> _Exercise brief_
Please pull out every line that includes the string "Mathematics".

> _Collected data_

<<<<

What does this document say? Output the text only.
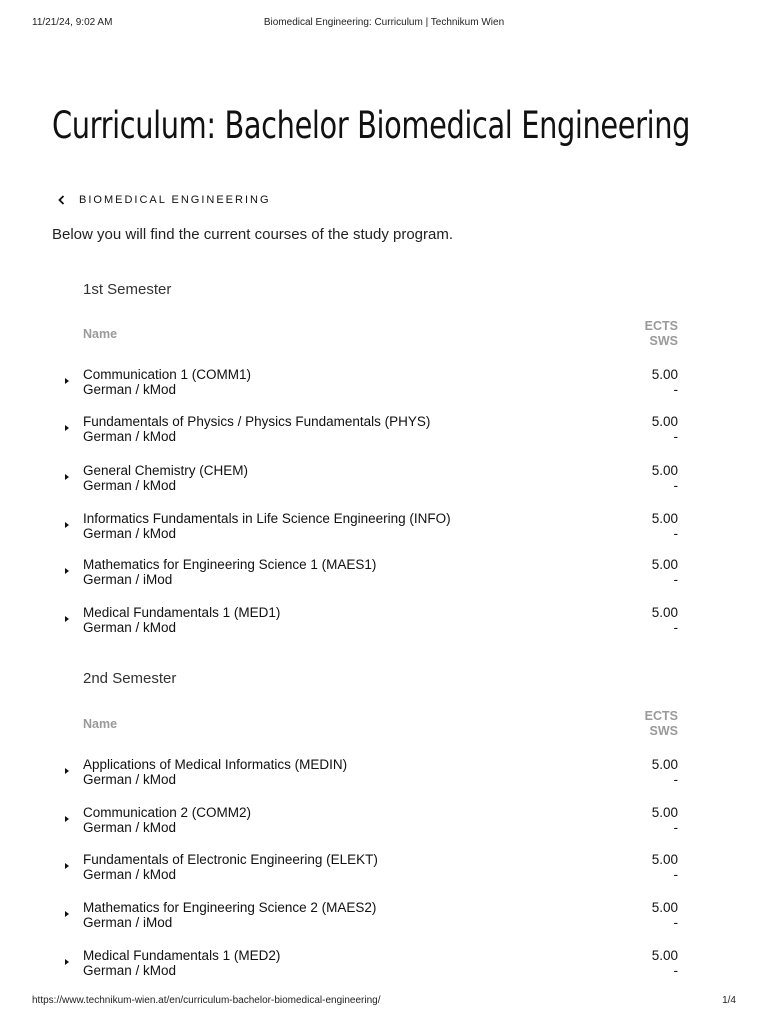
11/21/24, 9:02 AM	Biomedical Engineering: Curriculum | Technikum Wien
Curriculum: Bachelor Biomedical Engineering
BIOMEDICAL ENGINEERING

Below you will find the current courses of the study program.

1st Semester
Name
ECTS
SWS
Communication 1 (COMM1)
German / kMod
5.00
-
Fundamentals of Physics / Physics Fundamentals (PHYS)
German / kMod
5.00
-
General Chemistry (CHEM)
German / kMod
5.00
-
Informatics Fundamentals in Life Science Engineering (INFO)
German / kMod
5.00
-
Mathematics for Engineering Science 1 (MAES1)
German / iMod
5.00
-
Medical Fundamentals 1 (MED1)
German / kMod
5.00
-
2nd Semester
Name
ECTS
SWS
Applications of Medical Informatics (MEDIN)
German / kMod
5.00
-
Communication 2 (COMM2)
German / kMod
5.00
-
Fundamentals of Electronic Engineering (ELEKT)
German / kMod
5.00
-
Mathematics for Engineering Science 2 (MAES2)
German / iMod
5.00
-
Medical Fundamentals 1 (MED2)
German / kMod
5.00
-
https://www.technikum-wien.at/en/curriculum-bachelor-biomedical-engineering/	1/4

>>>>

> _Result below_
Mathematics for Engineering Science 1 (MAES1)
Mathematics for Engineering Science 2 (MAES2)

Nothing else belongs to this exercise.